Below are the records. List every line holding the word "same".

[Records from a data collection]
★ ★ ★

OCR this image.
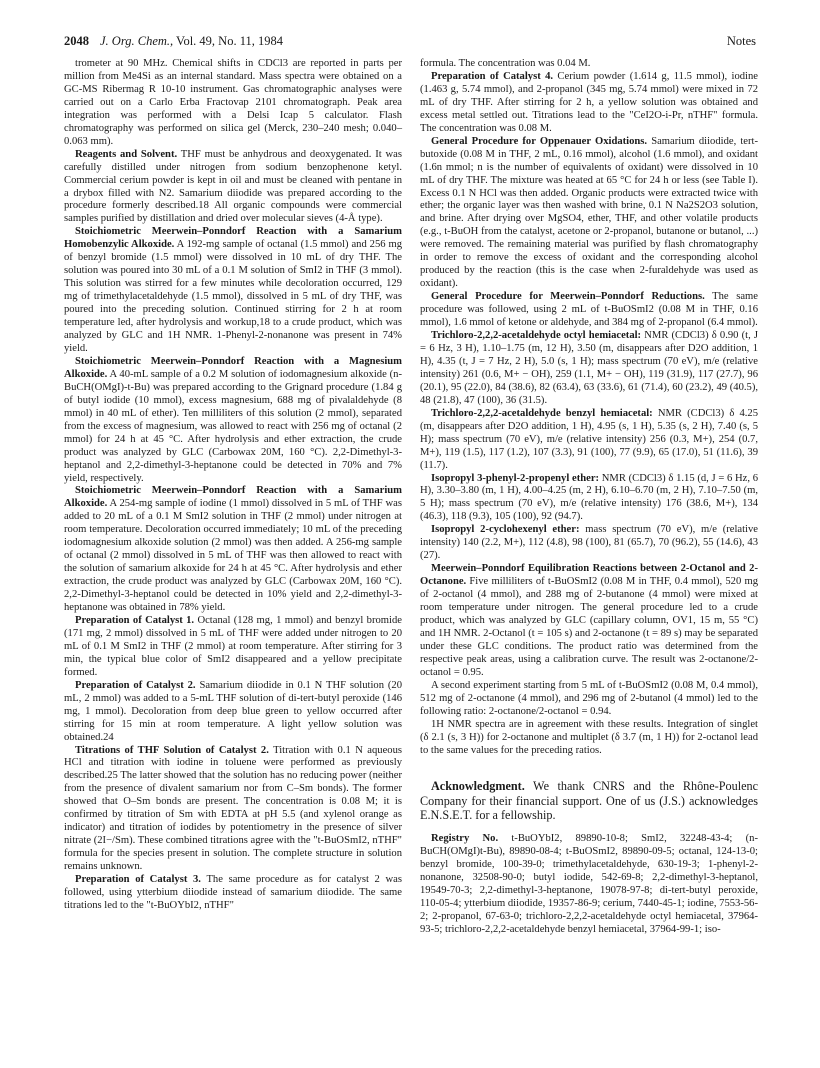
2048 J. Org. Chem., Vol. 49, No. 11, 1984	Notes

trometer at 90 MHz. Chemical shifts in CDCl3 are reported in parts per million from Me4Si as an internal standard. Mass spectra were obtained on a GC-MS Ribermag R 10-10 instrument. Gas chromatographic analyses were carried out on a Carlo Erba Fractovap 2101 chromatograph. Peak area integration was performed with a Delsi Icap 5 calculator. Flash chromatography was performed on silica gel (Merck, 230–240 mesh; 0.040–0.063 mm).

Reagents and Solvent. THF must be anhydrous and deoxygenated. It was carefully distilled under nitrogen from sodium benzophenone ketyl. Commercial cerium powder is kept in oil and must be cleaned with pentane in a drybox filled with N2. Samarium diiodide was prepared according to the procedure formerly described.18 All organic compounds were commercial samples purified by distillation and dried over molecular sieves (4-Å type).

Stoichiometric Meerwein–Ponndorf Reaction with a Samarium Homobenzylic Alkoxide. A 192-mg sample of octanal (1.5 mmol) and 256 mg of benzyl bromide (1.5 mmol) were dissolved in 10 mL of dry THF. The solution was poured into 30 mL of a 0.1 M solution of SmI2 in THF (3 mmol). This solution was stirred for a few minutes while decoloration occurred, 129 mg of trimethylacetaldehyde (1.5 mmol), dissolved in 5 mL of dry THF, was poured into the preceding solution. Continued stirring for 2 h at room temperature led, after hydrolysis and workup,18 to a crude product, which was analyzed by GLC and 1H NMR. 1-Phenyl-2-nonanone was present in 74% yield.

Stoichiometric Meerwein–Ponndorf Reaction with a Magnesium Alkoxide. A 40-mL sample of a 0.2 M solution of iodomagnesium alkoxide (n-BuCH(OMgI)-t-Bu) was prepared according to the Grignard procedure (1.84 g of butyl iodide (10 mmol), excess magnesium, 688 mg of pivalaldehyde (8 mmol) in 40 mL of ether). Ten milliliters of this solution (2 mmol), separated from the excess of magnesium, was allowed to react with 256 mg of octanal (2 mmol) for 24 h at 45 °C. After hydrolysis and ether extraction, the crude product was analyzed by GLC (Carbowax 20M, 160 °C). 2,2-Dimethyl-3-heptanol and 2,2-dimethyl-3-heptanone could be detected in 70% and 7% yield, respectively.

Stoichiometric Meerwein–Ponndorf Reaction with a Samarium Alkoxide. A 254-mg sample of iodine (1 mmol) dissolved in 5 mL of THF was added to 20 mL of a 0.1 M SmI2 solution in THF (2 mmol) under nitrogen at room temperature. Decoloration occurred immediately; 10 mL of the preceding iodomagnesium alkoxide solution (2 mmol) was then added. A 256-mg sample of octanal (2 mmol) dissolved in 5 mL of THF was then allowed to react with the solution of samarium alkoxide for 24 h at 45 °C. After hydrolysis and ether extraction, the crude product was analyzed by GLC (Carbowax 20M, 160 °C). 2,2-Dimethyl-3-heptanol could be detected in 10% yield and 2,2-dimethyl-3-heptanone was obtained in 78% yield.

Preparation of Catalyst 1. Octanal (128 mg, 1 mmol) and benzyl bromide (171 mg, 2 mmol) dissolved in 5 mL of THF were added under nitrogen to 20 mL of 0.1 M SmI2 in THF (2 mmol) at room temperature. After stirring for 3 min, the typical blue color of SmI2 disappeared and a yellow precipitate formed.

Preparation of Catalyst 2. Samarium diiodide in 0.1 N THF solution (20 mL, 2 mmol) was added to a 5-mL THF solution of di-tert-butyl peroxide (146 mg, 1 mmol). Decoloration from deep blue green to yellow occurred after stirring for 15 min at room temperature. A light yellow solution was obtained.24

Titrations of THF Solution of Catalyst 2. Titration with 0.1 N aqueous HCl and titration with iodine in toluene were performed as previously described.25 The latter showed that the solution has no reducing power (neither from the presence of divalent samarium nor from C–Sm bonds). The former showed that O–Sm bonds are present. The concentration is 0.08 M; it is confirmed by titration of Sm with EDTA at pH 5.5 (and xylenol orange as indicator) and titration of iodides by potentiometry in the presence of silver nitrate (2I−/Sm). These combined titrations agree with the "t-BuOSmI2, nTHF" formula for the species present in solution. The complete structure in solution remains unknown.

Preparation of Catalyst 3. The same procedure as for catalyst 2 was followed, using ytterbium diiodide instead of samarium diiodide. The same titrations led to the "t-BuOYbI2, nTHF"

formula. The concentration was 0.04 M.

Preparation of Catalyst 4. Cerium powder (1.614 g, 11.5 mmol), iodine (1.463 g, 5.74 mmol), and 2-propanol (345 mg, 5.74 mmol) were mixed in 72 mL of dry THF. After stirring for 2 h, a yellow solution was obtained and excess metal settled out. Titrations lead to the "CeI2O-i-Pr, nTHF" formula. The concentration was 0.08 M.

General Procedure for Oppenauer Oxidations. Samarium diiodide, tert-butoxide (0.08 M in THF, 2 mL, 0.16 mmol), alcohol (1.6 mmol), and oxidant (1.6n mmol; n is the number of equivalents of oxidant) were dissolved in 10 mL of dry THF. The mixture was heated at 65 °C for 24 h or less (see Table I). Excess 0.1 N HCl was then added. Organic products were extracted twice with ether; the organic layer was then washed with brine, 0.1 N Na2S2O3 solution, and brine. After drying over MgSO4, ether, THF, and other volatile products (e.g., t-BuOH from the catalyst, acetone or 2-propanol, butanone or butanol, ...) were removed. The remaining material was purified by flash chromatography in order to remove the excess of oxidant and the corresponding alcohol produced by the reaction (this is the case when 2-furaldehyde was used as oxidant).

General Procedure for Meerwein–Ponndorf Reductions. The same procedure was followed, using 2 mL of t-BuOSmI2 (0.08 M in THF, 0.16 mmol), 1.6 mmol of ketone or aldehyde, and 384 mg of 2-propanol (6.4 mmol).

Trichloro-2,2,2-acetaldehyde octyl hemiacetal: NMR (CDCl3) δ 0.90 (t, J = 6 Hz, 3 H), 1.10–1.75 (m, 12 H), 3.50 (m, disappears after D2O addition, 1 H), 4.35 (t, J = 7 Hz, 2 H), 5.0 (s, 1 H); mass spectrum (70 eV), m/e (relative intensity) 261 (0.6, M+ − OH), 259 (1.1, M+ − OH), 119 (31.9), 117 (27.7), 96 (20.1), 95 (22.0), 84 (38.6), 82 (63.4), 63 (33.6), 61 (71.4), 60 (23.2), 49 (40.5), 48 (21.8), 47 (100), 36 (31.5).

Trichloro-2,2,2-acetaldehyde benzyl hemiacetal: NMR (CDCl3) δ 4.25 (m, disappears after D2O addition, 1 H), 4.95 (s, 1 H), 5.35 (s, 2 H), 7.40 (s, 5 H); mass spectrum (70 eV), m/e (relative intensity) 256 (0.3, M+), 254 (0.7, M+), 119 (1.5), 117 (1.2), 107 (3.3), 91 (100), 77 (9.9), 65 (17.0), 51 (11.6), 39 (11.7).

Isopropyl 3-phenyl-2-propenyl ether: NMR (CDCl3) δ 1.15 (d, J = 6 Hz, 6 H), 3.30–3.80 (m, 1 H), 4.00–4.25 (m, 2 H), 6.10–6.70 (m, 2 H), 7.10–7.50 (m, 5 H); mass spectrum (70 eV), m/e (relative intensity) 176 (38.6, M+), 134 (46.3), 118 (9.3), 105 (100), 92 (94.7).

Isopropyl 2-cyclohexenyl ether: mass spectrum (70 eV), m/e (relative intensity) 140 (2.2, M+), 112 (4.8), 98 (100), 81 (65.7), 70 (96.2), 55 (14.6), 43 (27).

Meerwein–Ponndorf Equilibration Reactions between 2-Octanol and 2-Octanone. Five milliliters of t-BuOSmI2 (0.08 M in THF, 0.4 mmol), 520 mg of 2-octanol (4 mmol), and 288 mg of 2-butanone (4 mmol) were mixed at room temperature under nitrogen. The general procedure led to a crude product, which was analyzed by GLC (capillary column, OV1, 15 m, 55 °C) and 1H NMR. 2-Octanol (t = 105 s) and 2-octanone (t = 89 s) may be separated under these GLC conditions. The product ratio was determined from the respective peak areas, using a calibration curve. The result was 2-octanone/2-octanol = 0.95.

A second experiment starting from 5 mL of t-BuOSmI2 (0.08 M, 0.4 mmol), 512 mg of 2-octanone (4 mmol), and 296 mg of 2-butanol (4 mmol) led to the following ratio: 2-octanone/2-octanol = 0.94.

1H NMR spectra are in agreement with these results. Integration of singlet (δ 2.1 (s, 3 H)) for 2-octanone and multiplet (δ 3.7 (m, 1 H)) for 2-octanol lead to the same values for the preceding ratios.

Acknowledgment. We thank CNRS and the Rhône-Poulenc Company for their financial support. One of us (J.S.) acknowledges E.N.S.E.T. for a fellowship.

Registry No. t-BuOYbI2, 89890-10-8; SmI2, 32248-43-4; (n-BuCH(OMgI)t-Bu), 89890-08-4; t-BuOSmI2, 89890-09-5; octanal, 124-13-0; benzyl bromide, 100-39-0; trimethylacetaldehyde, 630-19-3; 1-phenyl-2-nonanone, 32508-90-0; butyl iodide, 542-69-8; 2,2-dimethyl-3-heptanol, 19549-70-3; 2,2-dimethyl-3-heptanone, 19078-97-8; di-tert-butyl peroxide, 110-05-4; ytterbium diiodide, 19357-86-9; cerium, 7440-45-1; iodine, 7553-56-2; 2-propanol, 67-63-0; trichloro-2,2,2-acetaldehyde octyl hemiacetal, 37964-93-5; trichloro-2,2,2-acetaldehyde benzyl hemiacetal, 37964-99-1; iso-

★ ★ ★

Full answer ->
Preparation of Catalyst 3. The same procedure as for catalyst 2 was followed, using ytterbium diiodide instead of samarium diiodide. The same titrations led to the "t-BuOYbI2, nTHF"
General Procedure for Meerwein–Ponndorf Reductions. The same procedure was followed, using 2 mL of t-BuOSmI2 (0.08 M in THF, 0.16 mmol), 1.6 mmol of ketone or aldehyde, and 384 mg of 2-propanol (6.4 mmol).
1H NMR spectra are in agreement with these results. Integration of singlet (δ 2.1 (s, 3 H)) for 2-octanone and multiplet (δ 3.7 (m, 1 H)) for 2-octanol lead to the same values for the preceding ratios.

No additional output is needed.